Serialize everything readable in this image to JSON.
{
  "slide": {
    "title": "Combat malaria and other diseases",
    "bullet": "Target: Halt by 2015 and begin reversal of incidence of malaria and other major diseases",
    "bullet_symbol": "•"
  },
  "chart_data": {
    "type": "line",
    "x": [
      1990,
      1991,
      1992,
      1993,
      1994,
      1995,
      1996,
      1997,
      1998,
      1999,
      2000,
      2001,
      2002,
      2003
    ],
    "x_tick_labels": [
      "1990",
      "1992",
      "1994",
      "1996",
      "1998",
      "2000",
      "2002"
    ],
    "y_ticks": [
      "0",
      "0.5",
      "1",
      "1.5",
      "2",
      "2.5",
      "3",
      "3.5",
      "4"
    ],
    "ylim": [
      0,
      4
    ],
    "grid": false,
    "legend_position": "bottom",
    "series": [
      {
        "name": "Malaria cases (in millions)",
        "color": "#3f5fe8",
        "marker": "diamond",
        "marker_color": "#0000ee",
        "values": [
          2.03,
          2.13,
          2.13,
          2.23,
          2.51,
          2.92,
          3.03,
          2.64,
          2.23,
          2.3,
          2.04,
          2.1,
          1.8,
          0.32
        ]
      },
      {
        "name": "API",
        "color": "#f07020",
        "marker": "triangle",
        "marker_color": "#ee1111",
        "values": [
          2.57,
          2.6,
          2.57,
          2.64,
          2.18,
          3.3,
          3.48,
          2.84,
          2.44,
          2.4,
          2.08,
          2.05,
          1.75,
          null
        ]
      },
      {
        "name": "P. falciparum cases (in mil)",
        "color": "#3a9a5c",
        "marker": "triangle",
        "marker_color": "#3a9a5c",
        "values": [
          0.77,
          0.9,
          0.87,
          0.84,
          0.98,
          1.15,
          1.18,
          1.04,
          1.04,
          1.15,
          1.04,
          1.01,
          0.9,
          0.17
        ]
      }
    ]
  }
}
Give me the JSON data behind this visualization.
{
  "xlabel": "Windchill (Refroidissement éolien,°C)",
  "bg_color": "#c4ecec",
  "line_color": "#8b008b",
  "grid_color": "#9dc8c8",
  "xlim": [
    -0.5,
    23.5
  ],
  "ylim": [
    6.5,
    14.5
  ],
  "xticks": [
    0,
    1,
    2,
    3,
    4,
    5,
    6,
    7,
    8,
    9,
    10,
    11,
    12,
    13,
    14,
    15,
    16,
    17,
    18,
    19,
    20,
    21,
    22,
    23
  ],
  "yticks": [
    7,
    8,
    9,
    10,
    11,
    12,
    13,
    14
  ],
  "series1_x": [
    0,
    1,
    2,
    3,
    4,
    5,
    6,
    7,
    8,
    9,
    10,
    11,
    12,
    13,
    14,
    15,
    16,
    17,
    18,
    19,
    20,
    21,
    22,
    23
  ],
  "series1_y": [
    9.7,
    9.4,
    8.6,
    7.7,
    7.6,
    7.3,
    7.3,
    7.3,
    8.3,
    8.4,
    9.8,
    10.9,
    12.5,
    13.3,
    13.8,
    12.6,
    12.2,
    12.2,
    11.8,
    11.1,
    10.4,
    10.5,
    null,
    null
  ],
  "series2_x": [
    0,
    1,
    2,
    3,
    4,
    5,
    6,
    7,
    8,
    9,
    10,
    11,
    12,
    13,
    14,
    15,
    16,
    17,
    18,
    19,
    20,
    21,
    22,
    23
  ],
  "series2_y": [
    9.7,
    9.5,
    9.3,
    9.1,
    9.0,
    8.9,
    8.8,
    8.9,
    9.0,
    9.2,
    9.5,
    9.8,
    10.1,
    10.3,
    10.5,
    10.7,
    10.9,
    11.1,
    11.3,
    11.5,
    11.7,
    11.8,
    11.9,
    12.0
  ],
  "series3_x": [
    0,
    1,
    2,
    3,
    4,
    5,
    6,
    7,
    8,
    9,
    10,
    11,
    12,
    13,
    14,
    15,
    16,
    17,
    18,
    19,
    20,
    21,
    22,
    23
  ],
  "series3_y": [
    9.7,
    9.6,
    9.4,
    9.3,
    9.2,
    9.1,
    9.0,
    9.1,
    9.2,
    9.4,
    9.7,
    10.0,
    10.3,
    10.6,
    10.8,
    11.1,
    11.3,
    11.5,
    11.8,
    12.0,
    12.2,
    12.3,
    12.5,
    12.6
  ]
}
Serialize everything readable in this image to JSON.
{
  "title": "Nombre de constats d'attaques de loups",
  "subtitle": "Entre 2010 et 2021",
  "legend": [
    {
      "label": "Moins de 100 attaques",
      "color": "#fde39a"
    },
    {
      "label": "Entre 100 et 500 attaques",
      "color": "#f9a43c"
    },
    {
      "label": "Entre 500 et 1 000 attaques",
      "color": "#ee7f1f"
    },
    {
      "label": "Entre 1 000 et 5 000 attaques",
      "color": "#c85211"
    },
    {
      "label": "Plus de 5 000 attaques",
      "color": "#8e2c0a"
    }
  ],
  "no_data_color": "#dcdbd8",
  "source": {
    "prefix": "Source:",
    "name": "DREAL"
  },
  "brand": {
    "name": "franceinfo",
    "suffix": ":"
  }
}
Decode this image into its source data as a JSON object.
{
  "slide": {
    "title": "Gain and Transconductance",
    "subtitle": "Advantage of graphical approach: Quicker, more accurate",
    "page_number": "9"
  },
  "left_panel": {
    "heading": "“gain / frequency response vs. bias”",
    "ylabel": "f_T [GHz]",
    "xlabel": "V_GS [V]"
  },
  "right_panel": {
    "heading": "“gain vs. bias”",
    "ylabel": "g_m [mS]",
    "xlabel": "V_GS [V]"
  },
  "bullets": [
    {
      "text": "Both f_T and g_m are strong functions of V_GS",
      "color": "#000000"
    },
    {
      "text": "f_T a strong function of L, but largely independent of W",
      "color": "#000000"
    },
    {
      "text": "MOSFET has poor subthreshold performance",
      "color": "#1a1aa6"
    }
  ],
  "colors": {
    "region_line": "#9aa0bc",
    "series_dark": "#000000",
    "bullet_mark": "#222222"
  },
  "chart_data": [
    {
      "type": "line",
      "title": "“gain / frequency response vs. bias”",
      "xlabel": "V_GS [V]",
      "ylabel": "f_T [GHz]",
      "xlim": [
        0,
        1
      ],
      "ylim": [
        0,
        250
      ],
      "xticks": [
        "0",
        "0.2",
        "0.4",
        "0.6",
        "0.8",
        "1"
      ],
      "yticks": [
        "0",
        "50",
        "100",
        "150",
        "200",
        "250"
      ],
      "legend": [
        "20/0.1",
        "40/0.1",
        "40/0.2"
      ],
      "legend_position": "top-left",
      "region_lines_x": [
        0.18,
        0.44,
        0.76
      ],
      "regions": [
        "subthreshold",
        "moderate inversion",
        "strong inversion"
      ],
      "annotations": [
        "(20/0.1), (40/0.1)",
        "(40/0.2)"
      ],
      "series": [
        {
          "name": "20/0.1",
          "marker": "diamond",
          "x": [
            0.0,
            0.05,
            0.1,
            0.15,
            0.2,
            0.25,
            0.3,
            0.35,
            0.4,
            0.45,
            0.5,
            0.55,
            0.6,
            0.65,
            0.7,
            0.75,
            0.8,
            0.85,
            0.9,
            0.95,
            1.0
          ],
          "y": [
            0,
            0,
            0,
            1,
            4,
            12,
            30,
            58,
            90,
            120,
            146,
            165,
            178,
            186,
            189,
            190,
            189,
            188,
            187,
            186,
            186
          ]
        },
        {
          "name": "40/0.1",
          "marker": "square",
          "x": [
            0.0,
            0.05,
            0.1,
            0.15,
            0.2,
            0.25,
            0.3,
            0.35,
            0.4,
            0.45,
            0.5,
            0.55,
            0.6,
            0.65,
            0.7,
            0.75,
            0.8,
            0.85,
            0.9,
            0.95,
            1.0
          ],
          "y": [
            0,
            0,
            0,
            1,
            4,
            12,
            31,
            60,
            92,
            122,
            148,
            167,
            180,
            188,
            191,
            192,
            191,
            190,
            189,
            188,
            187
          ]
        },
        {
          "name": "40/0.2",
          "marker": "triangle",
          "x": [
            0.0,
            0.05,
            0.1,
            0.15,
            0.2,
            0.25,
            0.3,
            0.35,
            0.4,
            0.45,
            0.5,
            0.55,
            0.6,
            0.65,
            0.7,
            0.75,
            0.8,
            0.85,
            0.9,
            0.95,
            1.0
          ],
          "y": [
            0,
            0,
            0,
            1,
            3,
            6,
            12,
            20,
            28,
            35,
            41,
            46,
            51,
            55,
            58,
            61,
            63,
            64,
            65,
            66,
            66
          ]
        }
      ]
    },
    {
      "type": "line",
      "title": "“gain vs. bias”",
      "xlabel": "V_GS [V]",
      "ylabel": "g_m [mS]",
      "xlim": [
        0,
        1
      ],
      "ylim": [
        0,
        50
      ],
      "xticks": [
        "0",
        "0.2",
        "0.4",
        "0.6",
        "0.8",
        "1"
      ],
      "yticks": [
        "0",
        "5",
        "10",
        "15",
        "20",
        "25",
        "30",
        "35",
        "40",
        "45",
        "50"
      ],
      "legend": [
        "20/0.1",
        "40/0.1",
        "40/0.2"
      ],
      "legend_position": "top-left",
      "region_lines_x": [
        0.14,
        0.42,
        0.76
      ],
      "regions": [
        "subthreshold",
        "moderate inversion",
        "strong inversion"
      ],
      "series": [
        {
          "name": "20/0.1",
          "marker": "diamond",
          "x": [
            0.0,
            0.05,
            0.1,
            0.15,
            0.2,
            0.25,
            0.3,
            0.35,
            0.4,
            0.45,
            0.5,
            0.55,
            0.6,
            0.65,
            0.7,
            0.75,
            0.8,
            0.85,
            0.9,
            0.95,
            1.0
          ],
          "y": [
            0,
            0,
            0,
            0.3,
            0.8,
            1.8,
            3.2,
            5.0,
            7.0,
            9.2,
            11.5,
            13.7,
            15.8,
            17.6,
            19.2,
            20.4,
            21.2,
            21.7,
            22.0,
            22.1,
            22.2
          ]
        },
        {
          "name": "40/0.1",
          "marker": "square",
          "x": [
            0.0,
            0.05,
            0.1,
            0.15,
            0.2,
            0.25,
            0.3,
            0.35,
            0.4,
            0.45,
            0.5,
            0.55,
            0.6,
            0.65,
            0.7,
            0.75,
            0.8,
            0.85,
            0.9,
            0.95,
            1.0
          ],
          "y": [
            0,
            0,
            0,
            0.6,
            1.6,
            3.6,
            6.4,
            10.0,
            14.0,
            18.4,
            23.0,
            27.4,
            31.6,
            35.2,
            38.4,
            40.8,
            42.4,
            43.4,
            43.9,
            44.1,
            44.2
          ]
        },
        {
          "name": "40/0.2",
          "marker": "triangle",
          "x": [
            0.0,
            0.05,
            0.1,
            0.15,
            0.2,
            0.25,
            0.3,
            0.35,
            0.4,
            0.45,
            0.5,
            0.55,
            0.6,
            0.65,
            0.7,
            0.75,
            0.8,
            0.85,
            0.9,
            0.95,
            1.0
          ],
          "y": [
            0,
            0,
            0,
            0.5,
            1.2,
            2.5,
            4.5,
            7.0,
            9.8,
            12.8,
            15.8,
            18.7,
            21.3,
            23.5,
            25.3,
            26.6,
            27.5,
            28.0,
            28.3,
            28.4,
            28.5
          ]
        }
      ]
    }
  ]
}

Instruction: Gather up every line in the data above that contains the word "bias", copying each one.

Task result:
    "heading": "“gain / frequency response vs. bias”",
    "heading": "“gain vs. bias”",
      "title": "“gain / frequency response vs. bias”",
      "title": "“gain vs. bias”",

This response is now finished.